===== MATERIAL SHOWN =====

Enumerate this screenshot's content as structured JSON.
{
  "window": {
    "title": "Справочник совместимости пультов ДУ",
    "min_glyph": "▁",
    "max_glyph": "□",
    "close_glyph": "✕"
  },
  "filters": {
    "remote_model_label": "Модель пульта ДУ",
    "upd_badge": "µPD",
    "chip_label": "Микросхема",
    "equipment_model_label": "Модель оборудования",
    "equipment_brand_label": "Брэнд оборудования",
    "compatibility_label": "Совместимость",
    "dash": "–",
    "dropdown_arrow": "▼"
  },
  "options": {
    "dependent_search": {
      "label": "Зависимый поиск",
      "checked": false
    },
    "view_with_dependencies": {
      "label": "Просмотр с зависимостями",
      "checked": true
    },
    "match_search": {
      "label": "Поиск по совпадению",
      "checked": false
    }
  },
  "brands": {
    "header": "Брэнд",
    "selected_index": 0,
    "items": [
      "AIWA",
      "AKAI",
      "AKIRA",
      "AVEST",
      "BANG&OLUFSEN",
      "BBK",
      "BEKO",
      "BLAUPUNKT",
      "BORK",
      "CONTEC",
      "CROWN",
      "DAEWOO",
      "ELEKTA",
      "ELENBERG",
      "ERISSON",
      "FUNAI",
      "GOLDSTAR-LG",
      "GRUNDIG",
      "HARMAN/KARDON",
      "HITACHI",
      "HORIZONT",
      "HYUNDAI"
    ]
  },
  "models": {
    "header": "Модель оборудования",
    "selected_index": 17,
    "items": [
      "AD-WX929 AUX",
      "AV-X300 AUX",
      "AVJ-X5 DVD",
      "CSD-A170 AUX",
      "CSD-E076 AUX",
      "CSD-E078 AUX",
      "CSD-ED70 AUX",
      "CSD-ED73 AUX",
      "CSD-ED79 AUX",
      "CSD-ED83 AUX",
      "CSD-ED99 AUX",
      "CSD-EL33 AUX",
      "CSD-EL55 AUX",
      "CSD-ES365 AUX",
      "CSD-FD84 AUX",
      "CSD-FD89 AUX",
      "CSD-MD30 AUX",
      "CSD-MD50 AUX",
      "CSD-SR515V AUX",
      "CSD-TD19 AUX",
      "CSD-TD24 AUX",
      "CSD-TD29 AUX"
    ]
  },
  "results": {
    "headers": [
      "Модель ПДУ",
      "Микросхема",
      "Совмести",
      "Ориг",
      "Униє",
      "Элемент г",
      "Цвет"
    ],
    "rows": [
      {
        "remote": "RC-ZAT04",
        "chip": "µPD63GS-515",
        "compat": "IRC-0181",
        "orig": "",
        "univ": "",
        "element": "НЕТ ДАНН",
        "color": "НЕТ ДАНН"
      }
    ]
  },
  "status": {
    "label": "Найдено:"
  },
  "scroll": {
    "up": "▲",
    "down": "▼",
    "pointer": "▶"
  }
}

=====

SHORT EXERCISE:
Retype the records above exactly.

CORRECT RESULT:
Enumerate this screenshot's content as structured JSON.
{
  "window": {
    "title": "Справочник совместимости пультов ДУ",
    "min_glyph": "▁",
    "max_glyph": "□",
    "close_glyph": "✕"
  },
  "filters": {
    "remote_model_label": "Модель пульта ДУ",
    "upd_badge": "µPD",
    "chip_label": "Микросхема",
    "equipment_model_label": "Модель оборудования",
    "equipment_brand_label": "Брэнд оборудования",
    "compatibility_label": "Совместимость",
    "dash": "–",
    "dropdown_arrow": "▼"
  },
  "options": {
    "dependent_search": {
      "label": "Зависимый поиск",
      "checked": false
    },
    "view_with_dependencies": {
      "label": "Просмотр с зависимостями",
      "checked": true
    },
    "match_search": {
      "label": "Поиск по совпадению",
      "checked": false
    }
  },
  "brands": {
    "header": "Брэнд",
    "selected_index": 0,
    "items": [
      "AIWA",
      "AKAI",
      "AKIRA",
      "AVEST",
      "BANG&OLUFSEN",
      "BBK",
      "BEKO",
      "BLAUPUNKT",
      "BORK",
      "CONTEC",
      "CROWN",
      "DAEWOO",
      "ELEKTA",
      "ELENBERG",
      "ERISSON",
      "FUNAI",
      "GOLDSTAR-LG",
      "GRUNDIG",
      "HARMAN/KARDON",
      "HITACHI",
      "HORIZONT",
      "HYUNDAI"
    ]
  },
  "models": {
    "header": "Модель оборудования",
    "selected_index": 17,
    "items": [
      "AD-WX929 AUX",
      "AV-X300 AUX",
      "AVJ-X5 DVD",
      "CSD-A170 AUX",
      "CSD-E076 AUX",
      "CSD-E078 AUX",
      "CSD-ED70 AUX",
      "CSD-ED73 AUX",
      "CSD-ED79 AUX",
      "CSD-ED83 AUX",
      "CSD-ED99 AUX",
      "CSD-EL33 AUX",
      "CSD-EL55 AUX",
      "CSD-ES365 AUX",
      "CSD-FD84 AUX",
      "CSD-FD89 AUX",
      "CSD-MD30 AUX",
      "CSD-MD50 AUX",
      "CSD-SR515V AUX",
      "CSD-TD19 AUX",
      "CSD-TD24 AUX",
      "CSD-TD29 AUX"
    ]
  },
  "results": {
    "headers": [
      "Модель ПДУ",
      "Микросхема",
      "Совмести",
      "Ориг",
      "Униє",
      "Элемент г",
      "Цвет"
    ],
    "rows": [
      {
        "remote": "RC-ZAT04",
        "chip": "µPD63GS-515",
        "compat": "IRC-0181",
        "orig": "",
        "univ": "",
        "element": "НЕТ ДАНН",
        "color": "НЕТ ДАНН"
      }
    ]
  },
  "status": {
    "label": "Найдено:"
  },
  "scroll": {
    "up": "▲",
    "down": "▼",
    "pointer": "▶"
  }
}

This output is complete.